Apply what you read:
1 > Which book by Steven Watts does the passage on Kennedy cite?
2 > State whether each statement agrees with the passage on Kennedy, answering yes or no and quoting the words that decide it: (a) Kennedy has been sanctified by many liberals. (b) Watts places Kennedy's appeal in the 1970s. (c) William F. Buckley is described as a sailor who rode a moped.
3 > Reproduce verbatim the portion of the passage on Kennedy that begins with the words containing "Kennedy has been" and ends with "and physical flabbiness.".

Selected extract:
Kennedy has been sanctified by many liberals, but even his critics have to admit he did have a fun way about him. Like William F. Buckley, the sailor who rode a moped, or Donald Trump, a genuinely funny man, Kennedy understood that while politics is important, we have a greater destiny than simply what’s on this planet—and that in light of that we should be modest, and even joyful, about the limits of our own importance.  

In his book JFK and the Masculine Mystique: Sex and Power on the New Frontier, Steven Watts argues that in the 1950s and ’60s, Kennedy offered glamor, action, and fun when American men were suffering from bureaucratic suffocation, bland suburban consumption, toothless pop culture, and physical flabbiness.

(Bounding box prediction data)

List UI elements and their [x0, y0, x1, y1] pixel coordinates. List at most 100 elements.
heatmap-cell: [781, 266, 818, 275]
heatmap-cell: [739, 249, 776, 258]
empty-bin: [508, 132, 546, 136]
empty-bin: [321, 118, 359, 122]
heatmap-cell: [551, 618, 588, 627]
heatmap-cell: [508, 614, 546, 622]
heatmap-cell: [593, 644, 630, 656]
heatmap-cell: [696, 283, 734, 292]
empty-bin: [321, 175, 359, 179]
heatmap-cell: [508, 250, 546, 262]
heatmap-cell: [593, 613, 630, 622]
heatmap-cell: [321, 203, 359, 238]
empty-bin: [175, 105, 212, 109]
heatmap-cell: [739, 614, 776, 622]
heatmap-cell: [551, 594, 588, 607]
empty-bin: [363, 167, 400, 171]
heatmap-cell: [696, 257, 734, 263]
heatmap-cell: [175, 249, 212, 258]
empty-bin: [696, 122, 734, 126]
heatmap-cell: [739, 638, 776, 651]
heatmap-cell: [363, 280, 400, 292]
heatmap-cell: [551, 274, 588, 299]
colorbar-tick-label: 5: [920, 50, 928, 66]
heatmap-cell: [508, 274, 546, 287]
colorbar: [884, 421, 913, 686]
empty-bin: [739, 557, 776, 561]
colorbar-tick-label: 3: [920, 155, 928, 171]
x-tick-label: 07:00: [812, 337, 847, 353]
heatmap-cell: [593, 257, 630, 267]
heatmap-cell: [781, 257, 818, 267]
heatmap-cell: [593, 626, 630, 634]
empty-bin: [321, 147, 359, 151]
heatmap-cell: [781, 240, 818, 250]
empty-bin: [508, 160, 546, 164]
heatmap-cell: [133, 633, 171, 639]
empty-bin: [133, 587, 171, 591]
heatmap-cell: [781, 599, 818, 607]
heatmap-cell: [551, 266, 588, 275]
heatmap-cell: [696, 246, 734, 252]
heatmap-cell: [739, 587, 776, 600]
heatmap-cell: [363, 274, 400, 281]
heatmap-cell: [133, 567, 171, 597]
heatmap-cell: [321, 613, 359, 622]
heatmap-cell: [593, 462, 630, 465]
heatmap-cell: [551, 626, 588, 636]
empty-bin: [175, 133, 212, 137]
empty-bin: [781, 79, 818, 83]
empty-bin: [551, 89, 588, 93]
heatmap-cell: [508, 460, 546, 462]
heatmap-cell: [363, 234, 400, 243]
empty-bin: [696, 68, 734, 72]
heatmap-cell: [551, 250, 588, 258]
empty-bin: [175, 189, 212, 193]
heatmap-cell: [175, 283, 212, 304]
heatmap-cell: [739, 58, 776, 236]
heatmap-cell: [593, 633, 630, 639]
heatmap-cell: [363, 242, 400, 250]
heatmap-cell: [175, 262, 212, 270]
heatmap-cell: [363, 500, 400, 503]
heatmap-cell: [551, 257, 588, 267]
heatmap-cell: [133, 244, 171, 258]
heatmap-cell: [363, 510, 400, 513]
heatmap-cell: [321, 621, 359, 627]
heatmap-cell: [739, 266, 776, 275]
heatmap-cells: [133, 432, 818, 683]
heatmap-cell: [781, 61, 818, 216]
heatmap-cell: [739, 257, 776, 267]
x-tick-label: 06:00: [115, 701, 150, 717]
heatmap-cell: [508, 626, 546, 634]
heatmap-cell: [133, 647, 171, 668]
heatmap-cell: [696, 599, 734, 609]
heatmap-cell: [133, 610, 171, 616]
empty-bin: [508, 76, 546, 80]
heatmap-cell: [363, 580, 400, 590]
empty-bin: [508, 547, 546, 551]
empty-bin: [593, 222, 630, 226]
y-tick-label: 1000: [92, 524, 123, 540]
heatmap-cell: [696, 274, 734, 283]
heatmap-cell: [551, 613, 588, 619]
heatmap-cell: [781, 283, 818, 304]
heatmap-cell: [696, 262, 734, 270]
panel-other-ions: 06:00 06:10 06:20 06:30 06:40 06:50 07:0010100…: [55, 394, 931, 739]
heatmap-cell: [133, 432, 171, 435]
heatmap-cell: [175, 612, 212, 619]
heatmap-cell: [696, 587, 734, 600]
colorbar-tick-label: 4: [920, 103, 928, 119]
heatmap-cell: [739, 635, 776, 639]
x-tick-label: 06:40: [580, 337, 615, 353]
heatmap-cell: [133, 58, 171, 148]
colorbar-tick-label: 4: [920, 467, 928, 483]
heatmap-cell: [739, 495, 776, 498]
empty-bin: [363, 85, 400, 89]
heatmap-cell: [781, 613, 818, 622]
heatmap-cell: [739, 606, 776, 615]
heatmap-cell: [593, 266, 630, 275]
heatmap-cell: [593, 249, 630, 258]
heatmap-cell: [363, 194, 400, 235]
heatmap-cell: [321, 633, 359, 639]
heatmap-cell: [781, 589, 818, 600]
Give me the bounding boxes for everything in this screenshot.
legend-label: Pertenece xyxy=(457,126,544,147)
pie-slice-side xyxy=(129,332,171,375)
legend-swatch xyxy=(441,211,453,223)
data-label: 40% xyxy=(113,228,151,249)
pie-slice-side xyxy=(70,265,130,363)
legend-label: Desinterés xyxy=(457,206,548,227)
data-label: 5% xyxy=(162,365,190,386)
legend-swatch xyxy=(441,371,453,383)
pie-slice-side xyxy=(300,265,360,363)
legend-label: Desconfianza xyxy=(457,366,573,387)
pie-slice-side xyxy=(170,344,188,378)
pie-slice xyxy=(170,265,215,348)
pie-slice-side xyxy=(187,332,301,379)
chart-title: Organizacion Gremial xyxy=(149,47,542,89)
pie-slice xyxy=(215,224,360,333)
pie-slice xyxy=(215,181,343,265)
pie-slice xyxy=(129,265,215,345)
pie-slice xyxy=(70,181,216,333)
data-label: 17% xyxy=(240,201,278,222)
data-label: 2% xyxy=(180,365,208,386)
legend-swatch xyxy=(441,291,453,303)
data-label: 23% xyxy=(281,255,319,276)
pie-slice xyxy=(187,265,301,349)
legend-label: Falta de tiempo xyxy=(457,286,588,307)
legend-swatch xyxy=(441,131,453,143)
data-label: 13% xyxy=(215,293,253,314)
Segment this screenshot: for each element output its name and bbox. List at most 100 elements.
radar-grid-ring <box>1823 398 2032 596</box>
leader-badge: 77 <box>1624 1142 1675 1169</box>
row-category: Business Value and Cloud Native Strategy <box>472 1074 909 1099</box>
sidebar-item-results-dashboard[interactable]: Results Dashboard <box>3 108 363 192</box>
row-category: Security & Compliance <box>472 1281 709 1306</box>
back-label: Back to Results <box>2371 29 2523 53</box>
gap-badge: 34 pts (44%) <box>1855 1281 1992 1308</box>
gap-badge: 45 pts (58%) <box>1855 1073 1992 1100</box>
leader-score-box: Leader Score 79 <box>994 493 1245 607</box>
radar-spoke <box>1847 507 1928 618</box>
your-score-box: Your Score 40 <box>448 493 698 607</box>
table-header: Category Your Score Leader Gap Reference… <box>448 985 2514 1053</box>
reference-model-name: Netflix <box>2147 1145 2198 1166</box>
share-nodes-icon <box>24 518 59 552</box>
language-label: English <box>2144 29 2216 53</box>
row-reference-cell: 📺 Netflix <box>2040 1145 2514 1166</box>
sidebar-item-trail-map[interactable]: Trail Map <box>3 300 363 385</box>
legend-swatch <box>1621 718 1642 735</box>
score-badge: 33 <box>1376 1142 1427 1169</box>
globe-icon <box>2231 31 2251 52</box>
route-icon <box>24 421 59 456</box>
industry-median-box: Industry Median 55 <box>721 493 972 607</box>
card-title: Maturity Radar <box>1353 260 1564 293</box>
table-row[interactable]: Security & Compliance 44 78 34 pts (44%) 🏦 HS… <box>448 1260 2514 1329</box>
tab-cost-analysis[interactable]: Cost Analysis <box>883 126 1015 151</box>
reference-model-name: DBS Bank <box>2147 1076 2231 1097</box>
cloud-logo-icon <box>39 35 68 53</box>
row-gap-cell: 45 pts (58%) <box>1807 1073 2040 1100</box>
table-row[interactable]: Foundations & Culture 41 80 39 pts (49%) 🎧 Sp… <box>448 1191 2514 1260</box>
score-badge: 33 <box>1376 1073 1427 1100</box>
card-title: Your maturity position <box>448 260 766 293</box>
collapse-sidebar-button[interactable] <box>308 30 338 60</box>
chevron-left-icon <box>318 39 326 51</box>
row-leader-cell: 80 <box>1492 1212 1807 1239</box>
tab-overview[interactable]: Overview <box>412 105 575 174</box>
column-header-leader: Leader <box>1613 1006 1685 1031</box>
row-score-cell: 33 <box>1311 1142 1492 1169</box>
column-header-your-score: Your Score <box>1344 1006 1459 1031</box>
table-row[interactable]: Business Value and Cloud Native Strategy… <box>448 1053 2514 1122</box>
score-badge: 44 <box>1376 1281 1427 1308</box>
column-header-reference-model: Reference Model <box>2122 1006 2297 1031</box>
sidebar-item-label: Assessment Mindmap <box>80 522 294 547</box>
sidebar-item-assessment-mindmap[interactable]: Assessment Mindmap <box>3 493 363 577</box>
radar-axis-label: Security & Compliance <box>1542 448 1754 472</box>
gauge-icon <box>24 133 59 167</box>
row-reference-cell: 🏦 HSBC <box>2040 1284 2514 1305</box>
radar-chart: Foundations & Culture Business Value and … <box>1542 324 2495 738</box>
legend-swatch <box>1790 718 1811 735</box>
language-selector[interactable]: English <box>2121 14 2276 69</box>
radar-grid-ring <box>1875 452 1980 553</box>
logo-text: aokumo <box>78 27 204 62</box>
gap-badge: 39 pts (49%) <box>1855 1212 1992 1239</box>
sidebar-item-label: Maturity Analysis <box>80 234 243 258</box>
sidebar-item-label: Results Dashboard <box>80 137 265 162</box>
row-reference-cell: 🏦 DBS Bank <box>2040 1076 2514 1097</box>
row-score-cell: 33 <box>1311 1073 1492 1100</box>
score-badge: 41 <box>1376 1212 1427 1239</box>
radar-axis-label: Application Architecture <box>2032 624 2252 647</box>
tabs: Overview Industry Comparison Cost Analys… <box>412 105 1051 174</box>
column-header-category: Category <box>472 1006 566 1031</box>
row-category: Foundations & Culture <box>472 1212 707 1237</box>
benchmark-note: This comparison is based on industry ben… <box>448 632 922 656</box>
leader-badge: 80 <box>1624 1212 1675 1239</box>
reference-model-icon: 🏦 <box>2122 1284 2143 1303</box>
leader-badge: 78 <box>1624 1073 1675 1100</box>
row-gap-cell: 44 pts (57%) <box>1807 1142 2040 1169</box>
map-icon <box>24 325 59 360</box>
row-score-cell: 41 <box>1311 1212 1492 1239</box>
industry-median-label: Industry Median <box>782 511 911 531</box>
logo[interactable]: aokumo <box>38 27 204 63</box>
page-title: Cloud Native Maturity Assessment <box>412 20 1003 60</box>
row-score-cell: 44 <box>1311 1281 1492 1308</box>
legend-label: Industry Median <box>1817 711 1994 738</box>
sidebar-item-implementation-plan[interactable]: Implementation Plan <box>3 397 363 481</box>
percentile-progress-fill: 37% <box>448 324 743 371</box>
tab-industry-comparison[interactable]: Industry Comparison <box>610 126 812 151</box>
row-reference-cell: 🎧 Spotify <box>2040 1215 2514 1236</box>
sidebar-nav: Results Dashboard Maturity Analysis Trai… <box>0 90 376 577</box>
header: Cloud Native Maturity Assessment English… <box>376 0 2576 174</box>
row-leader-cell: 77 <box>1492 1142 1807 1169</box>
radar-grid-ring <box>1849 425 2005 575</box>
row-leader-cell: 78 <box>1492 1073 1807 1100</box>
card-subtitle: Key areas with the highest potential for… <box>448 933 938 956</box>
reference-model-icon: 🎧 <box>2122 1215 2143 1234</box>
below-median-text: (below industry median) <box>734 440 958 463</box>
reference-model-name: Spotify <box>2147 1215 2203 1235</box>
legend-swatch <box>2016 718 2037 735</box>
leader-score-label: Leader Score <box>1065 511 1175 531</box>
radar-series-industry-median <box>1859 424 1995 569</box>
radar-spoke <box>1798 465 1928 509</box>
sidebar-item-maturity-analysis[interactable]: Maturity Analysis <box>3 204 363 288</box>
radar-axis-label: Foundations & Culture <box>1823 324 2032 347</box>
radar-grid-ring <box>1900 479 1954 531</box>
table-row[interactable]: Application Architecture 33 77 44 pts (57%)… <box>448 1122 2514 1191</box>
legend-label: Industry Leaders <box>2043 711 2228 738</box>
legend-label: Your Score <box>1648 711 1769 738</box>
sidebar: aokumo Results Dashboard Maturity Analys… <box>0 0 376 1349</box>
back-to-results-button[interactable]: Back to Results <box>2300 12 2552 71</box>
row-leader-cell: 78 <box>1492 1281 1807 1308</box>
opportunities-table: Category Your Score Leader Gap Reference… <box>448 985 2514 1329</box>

Your responses:
1 > JFK and the Masculine Mystique: Sex and Power on the New Frontier

2 >
(a) Yes: "Kennedy has been sanctified by many liberals"
(b) No: "in the 1950s and ’60s"
(c) Yes: "William F. Buckley, the sailor who rode a moped"

3 >
Kennedy has been sanctified by many liberals, but even his critics have to admit he did have a fun way about him. Like William F. Buckley, the sailor who rode a moped, or Donald Trump, a genuinely funny man, Kennedy understood that while politics is important, we have a greater destiny than simply what’s on this planet—and that in light of that we should be modest, and even joyful, about the limits of our own importance.  

In his book JFK and the Masculine Mystique: Sex and Power on the New Frontier, Steven Watts argues that in the 1950s and ’60s, Kennedy offered glamor, action, and fun when American men were suffering from bureaucratic suffocation, bland suburban consumption, toothless pop culture, and physical flabbiness.